[Saved entries]
-- Begin --
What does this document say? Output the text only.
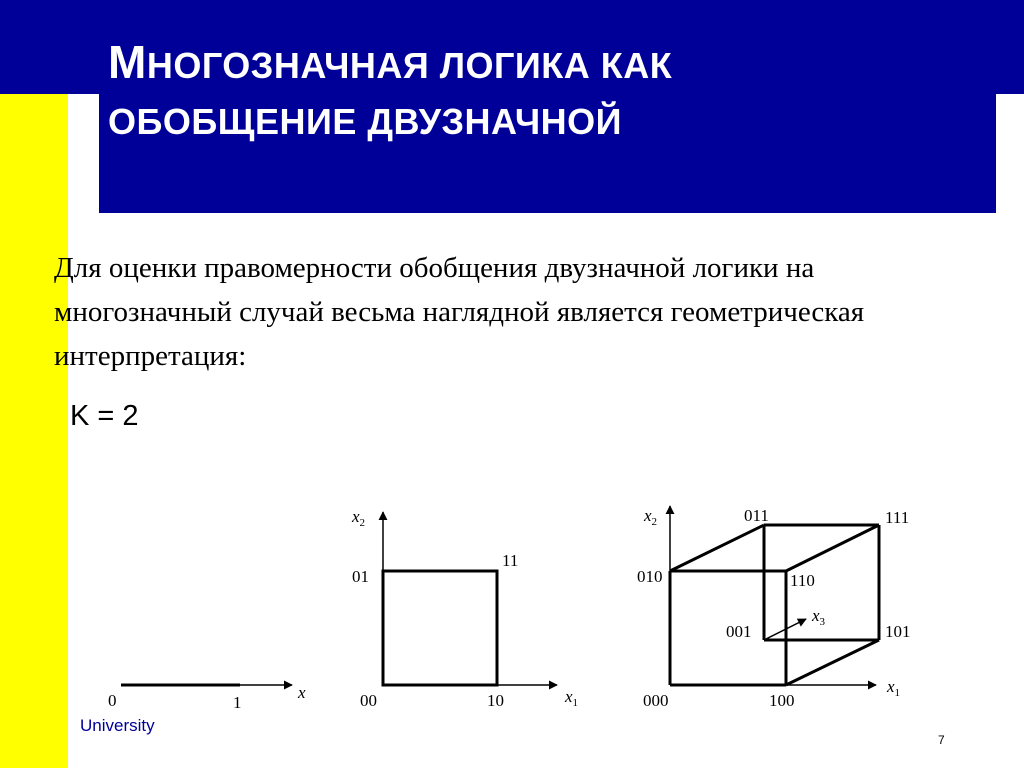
МНОГОЗНАЧНАЯ ЛОГИКА КАК
ОБОБЩЕНИЕ ДВУЗНАЧНОЙ

Для оценки правомерности обобщения двузначной логики на многозначный случай весьма наглядной является геометрическая интерпретация:

K = 2
0	1
x	00	10
01
11
$x_1$
$x_2$
000	100
010	110
001	101
011	111
$x_1$
$x_2$
$x_3$
University
7
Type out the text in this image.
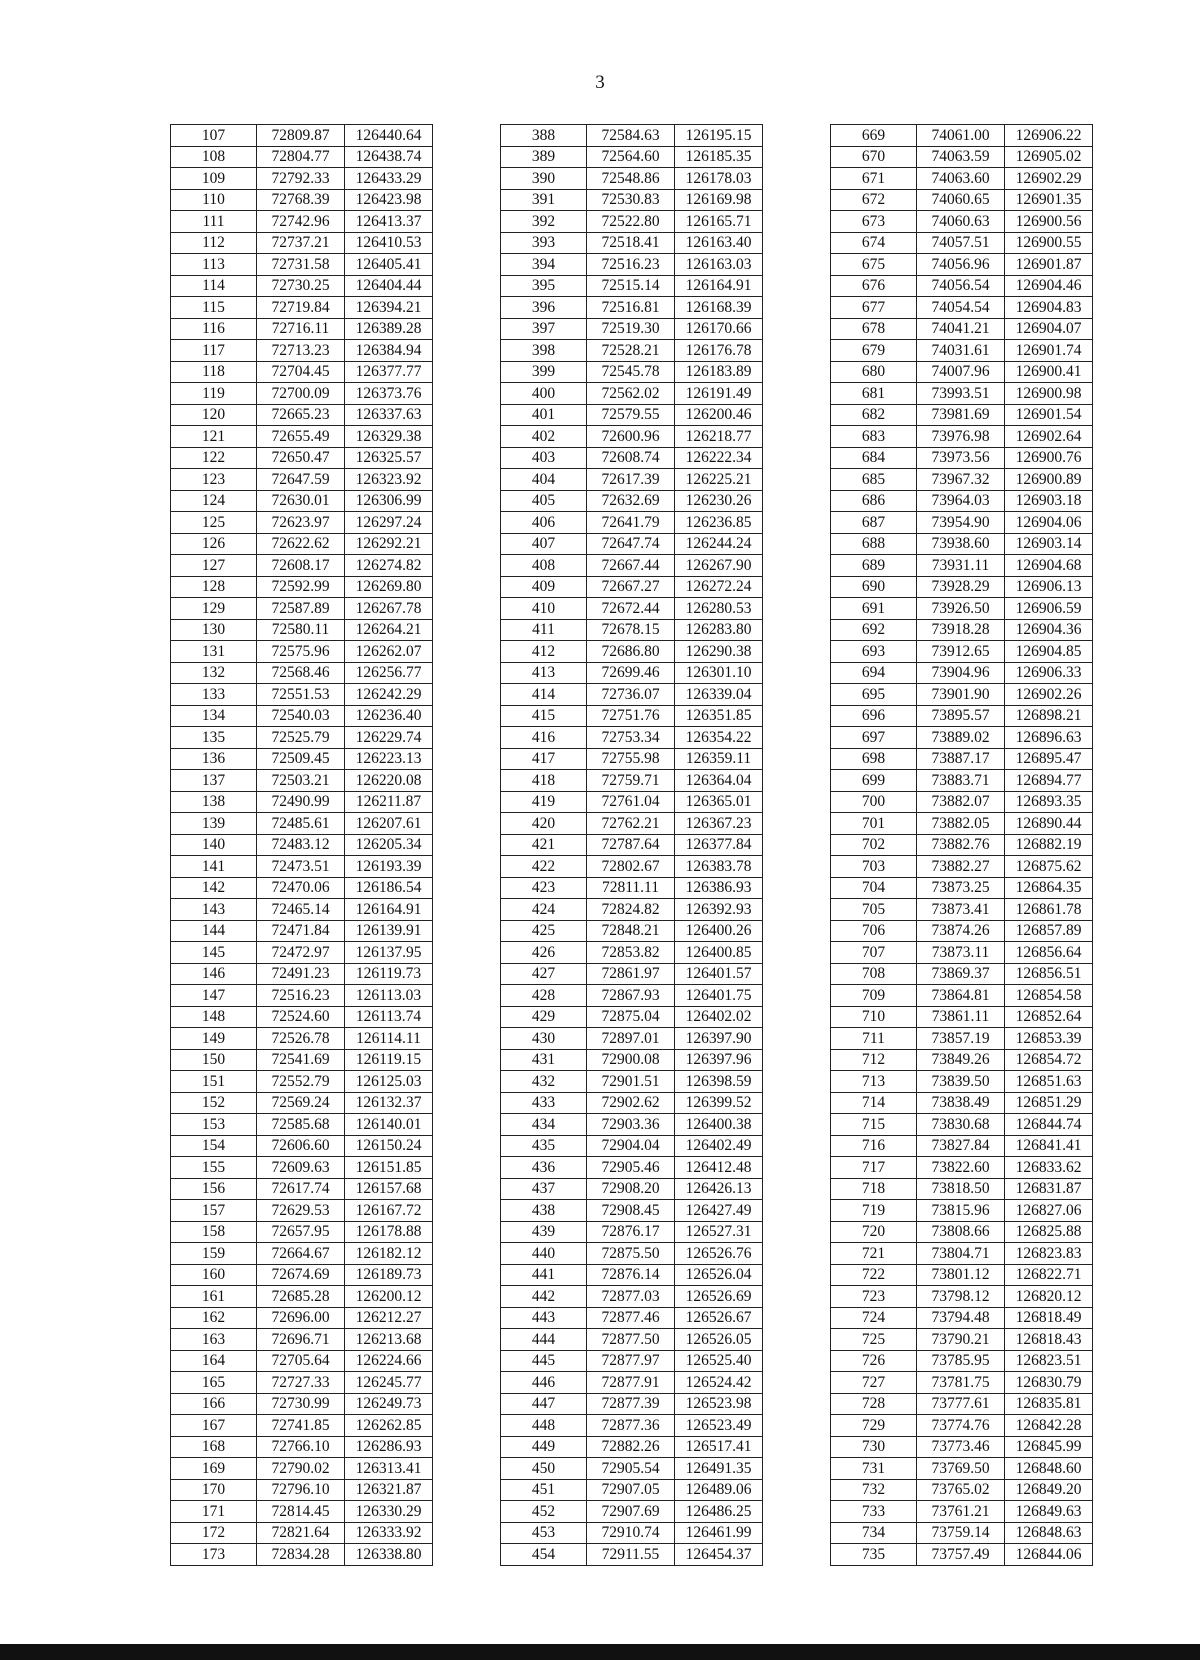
3
107	72809.87	126440.64
108	72804.77	126438.74
109	72792.33	126433.29
110	72768.39	126423.98
111	72742.96	126413.37
112	72737.21	126410.53
113	72731.58	126405.41
114	72730.25	126404.44
115	72719.84	126394.21
116	72716.11	126389.28
117	72713.23	126384.94
118	72704.45	126377.77
119	72700.09	126373.76
120	72665.23	126337.63
121	72655.49	126329.38
122	72650.47	126325.57
123	72647.59	126323.92
124	72630.01	126306.99
125	72623.97	126297.24
126	72622.62	126292.21
127	72608.17	126274.82
128	72592.99	126269.80
129	72587.89	126267.78
130	72580.11	126264.21
131	72575.96	126262.07
132	72568.46	126256.77
133	72551.53	126242.29
134	72540.03	126236.40
135	72525.79	126229.74
136	72509.45	126223.13
137	72503.21	126220.08
138	72490.99	126211.87
139	72485.61	126207.61
140	72483.12	126205.34
141	72473.51	126193.39
142	72470.06	126186.54
143	72465.14	126164.91
144	72471.84	126139.91
145	72472.97	126137.95
146	72491.23	126119.73
147	72516.23	126113.03
148	72524.60	126113.74
149	72526.78	126114.11
150	72541.69	126119.15
151	72552.79	126125.03
152	72569.24	126132.37
153	72585.68	126140.01
154	72606.60	126150.24
155	72609.63	126151.85
156	72617.74	126157.68
157	72629.53	126167.72
158	72657.95	126178.88
159	72664.67	126182.12
160	72674.69	126189.73
161	72685.28	126200.12
162	72696.00	126212.27
163	72696.71	126213.68
164	72705.64	126224.66
165	72727.33	126245.77
166	72730.99	126249.73
167	72741.85	126262.85
168	72766.10	126286.93
169	72790.02	126313.41
170	72796.10	126321.87
171	72814.45	126330.29
172	72821.64	126333.92
173	72834.28	126338.80
388	72584.63	126195.15
389	72564.60	126185.35
390	72548.86	126178.03
391	72530.83	126169.98
392	72522.80	126165.71
393	72518.41	126163.40
394	72516.23	126163.03
395	72515.14	126164.91
396	72516.81	126168.39
397	72519.30	126170.66
398	72528.21	126176.78
399	72545.78	126183.89
400	72562.02	126191.49
401	72579.55	126200.46
402	72600.96	126218.77
403	72608.74	126222.34
404	72617.39	126225.21
405	72632.69	126230.26
406	72641.79	126236.85
407	72647.74	126244.24
408	72667.44	126267.90
409	72667.27	126272.24
410	72672.44	126280.53
411	72678.15	126283.80
412	72686.80	126290.38
413	72699.46	126301.10
414	72736.07	126339.04
415	72751.76	126351.85
416	72753.34	126354.22
417	72755.98	126359.11
418	72759.71	126364.04
419	72761.04	126365.01
420	72762.21	126367.23
421	72787.64	126377.84
422	72802.67	126383.78
423	72811.11	126386.93
424	72824.82	126392.93
425	72848.21	126400.26
426	72853.82	126400.85
427	72861.97	126401.57
428	72867.93	126401.75
429	72875.04	126402.02
430	72897.01	126397.90
431	72900.08	126397.96
432	72901.51	126398.59
433	72902.62	126399.52
434	72903.36	126400.38
435	72904.04	126402.49
436	72905.46	126412.48
437	72908.20	126426.13
438	72908.45	126427.49
439	72876.17	126527.31
440	72875.50	126526.76
441	72876.14	126526.04
442	72877.03	126526.69
443	72877.46	126526.67
444	72877.50	126526.05
445	72877.97	126525.40
446	72877.91	126524.42
447	72877.39	126523.98
448	72877.36	126523.49
449	72882.26	126517.41
450	72905.54	126491.35
451	72907.05	126489.06
452	72907.69	126486.25
453	72910.74	126461.99
454	72911.55	126454.37
669	74061.00	126906.22
670	74063.59	126905.02
671	74063.60	126902.29
672	74060.65	126901.35
673	74060.63	126900.56
674	74057.51	126900.55
675	74056.96	126901.87
676	74056.54	126904.46
677	74054.54	126904.83
678	74041.21	126904.07
679	74031.61	126901.74
680	74007.96	126900.41
681	73993.51	126900.98
682	73981.69	126901.54
683	73976.98	126902.64
684	73973.56	126900.76
685	73967.32	126900.89
686	73964.03	126903.18
687	73954.90	126904.06
688	73938.60	126903.14
689	73931.11	126904.68
690	73928.29	126906.13
691	73926.50	126906.59
692	73918.28	126904.36
693	73912.65	126904.85
694	73904.96	126906.33
695	73901.90	126902.26
696	73895.57	126898.21
697	73889.02	126896.63
698	73887.17	126895.47
699	73883.71	126894.77
700	73882.07	126893.35
701	73882.05	126890.44
702	73882.76	126882.19
703	73882.27	126875.62
704	73873.25	126864.35
705	73873.41	126861.78
706	73874.26	126857.89
707	73873.11	126856.64
708	73869.37	126856.51
709	73864.81	126854.58
710	73861.11	126852.64
711	73857.19	126853.39
712	73849.26	126854.72
713	73839.50	126851.63
714	73838.49	126851.29
715	73830.68	126844.74
716	73827.84	126841.41
717	73822.60	126833.62
718	73818.50	126831.87
719	73815.96	126827.06
720	73808.66	126825.88
721	73804.71	126823.83
722	73801.12	126822.71
723	73798.12	126820.12
724	73794.48	126818.49
725	73790.21	126818.43
726	73785.95	126823.51
727	73781.75	126830.79
728	73777.61	126835.81
729	73774.76	126842.28
730	73773.46	126845.99
731	73769.50	126848.60
732	73765.02	126849.20
733	73761.21	126849.63
734	73759.14	126848.63
735	73757.49	126844.06
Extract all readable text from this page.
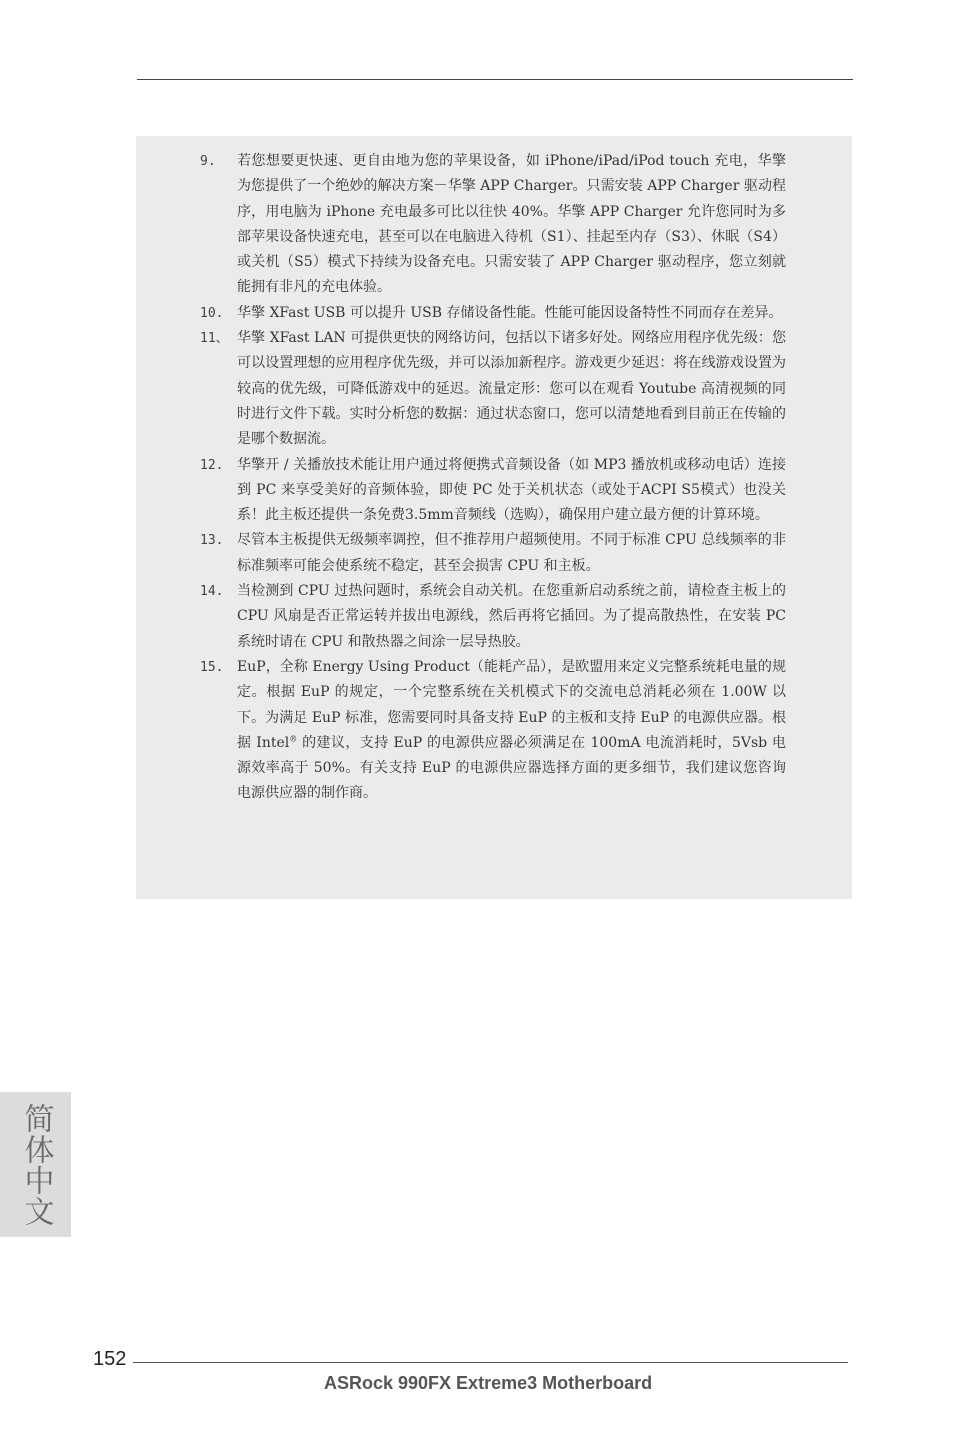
9.	若您想要更快速、更自由地为您的苹果设备，如 iPhone/iPad/iPod touch 充电，华擎为您提供了一个绝妙的解决方案－华擎 APP Charger。只需安装 APP Charger 驱动程序，用电脑为 iPhone 充电最多可比以往快 40%。华擎 APP Charger 允许您同时为多部苹果设备快速充电，甚至可以在电脑进入待机（S1）、挂起至内存（S3）、休眠（S4）或关机（S5）模式下持续为设备充电。只需安装了 APP Charger 驱动程序，您立刻就能拥有非凡的充电体验。
10. 华擎 XFast USB 可以提升 USB 存储设备性能。性能可能因设备特性不同而存在差异。
11、 华擎 XFast LAN 可提供更快的网络访问，包括以下诸多好处。网络应用程序优先级：您可以设置理想的应用程序优先级，并可以添加新程序。游戏更少延迟：将在线游戏设置为较高的优先级，可降低游戏中的延迟。流量定形：您可以在观看 Youtube 高清视频的同时进行文件下载。实时分析您的数据：通过状态窗口，您可以清楚地看到目前正在传输的是哪个数据流。
12. 华擎开 / 关播放技术能让用户通过将便携式音频设备（如 MP3 播放机或移动电话）连接到 PC 来享受美好的音频体验，即使 PC 处于关机状态（或处于ACPI S5模式）也没关系！此主板还提供一条免费3.5mm音频线（选购），确保用户建立最方便的计算环境。
13. 尽管本主板提供无级频率调控，但不推荐用户超频使用。不同于标准 CPU 总线频率的非标准频率可能会使系统不稳定，甚至会损害 CPU 和主板。
14. 当检测到 CPU 过热问题时，系统会自动关机。在您重新启动系统之前，请检查主板上的 CPU 风扇是否正常运转并拔出电源线，然后再将它插回。为了提高散热性，在安装 PC 系统时请在 CPU 和散热器之间涂一层导热胶。
15. EuP，全称 Energy Using Product（能耗产品），是欧盟用来定义完整系统耗电量的规定。根据 EuP 的规定，一个完整系统在关机模式下的交流电总消耗必须在 1.00W 以下。为满足 EuP 标准，您需要同时具备支持 EuP 的主板和支持 EuP 的电源供应器。根据 Intel® 的建议，支持 EuP 的电源供应器必须满足在 100mA 电流消耗时，5Vsb 电源效率高于 50%。有关支持 EuP 的电源供应器选择方面的更多细节，我们建议您咨询电源供应器的制作商。
简体中文
152
ASRock 990FX Extreme3 Motherboard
-- End --
## Exercise directions
Quote exactly the lines from the line that contains "Extract all readable text from this page." through the last line of the listing, please, leaving out all pictures.

## Answer to this exercise
Extract all readable text from this page.
9.	若您想要更快速、更自由地为您的苹果设备，如 iPhone/iPad/iPod touch 充电，华擎为您提供了一个绝妙的解决方案－华擎 APP Charger。只需安装 APP Charger 驱动程序，用电脑为 iPhone 充电最多可比以往快 40%。华擎 APP Charger 允许您同时为多部苹果设备快速充电，甚至可以在电脑进入待机（S1）、挂起至内存（S3）、休眠（S4）或关机（S5）模式下持续为设备充电。只需安装了 APP Charger 驱动程序，您立刻就能拥有非凡的充电体验。
10. 华擎 XFast USB 可以提升 USB 存储设备性能。性能可能因设备特性不同而存在差异。
11、 华擎 XFast LAN 可提供更快的网络访问，包括以下诸多好处。网络应用程序优先级：您可以设置理想的应用程序优先级，并可以添加新程序。游戏更少延迟：将在线游戏设置为较高的优先级，可降低游戏中的延迟。流量定形：您可以在观看 Youtube 高清视频的同时进行文件下载。实时分析您的数据：通过状态窗口，您可以清楚地看到目前正在传输的是哪个数据流。
12. 华擎开 / 关播放技术能让用户通过将便携式音频设备（如 MP3 播放机或移动电话）连接到 PC 来享受美好的音频体验，即使 PC 处于关机状态（或处于ACPI S5模式）也没关系！此主板还提供一条免费3.5mm音频线（选购），确保用户建立最方便的计算环境。
13. 尽管本主板提供无级频率调控，但不推荐用户超频使用。不同于标准 CPU 总线频率的非标准频率可能会使系统不稳定，甚至会损害 CPU 和主板。
14. 当检测到 CPU 过热问题时，系统会自动关机。在您重新启动系统之前，请检查主板上的 CPU 风扇是否正常运转并拔出电源线，然后再将它插回。为了提高散热性，在安装 PC 系统时请在 CPU 和散热器之间涂一层导热胶。
15. EuP，全称 Energy Using Product（能耗产品），是欧盟用来定义完整系统耗电量的规定。根据 EuP 的规定，一个完整系统在关机模式下的交流电总消耗必须在 1.00W 以下。为满足 EuP 标准，您需要同时具备支持 EuP 的主板和支持 EuP 的电源供应器。根据 Intel® 的建议，支持 EuP 的电源供应器必须满足在 100mA 电流消耗时，5Vsb 电源效率高于 50%。有关支持 EuP 的电源供应器选择方面的更多细节，我们建议您咨询电源供应器的制作商。
简体中文
152
ASRock 990FX Extreme3 Motherboard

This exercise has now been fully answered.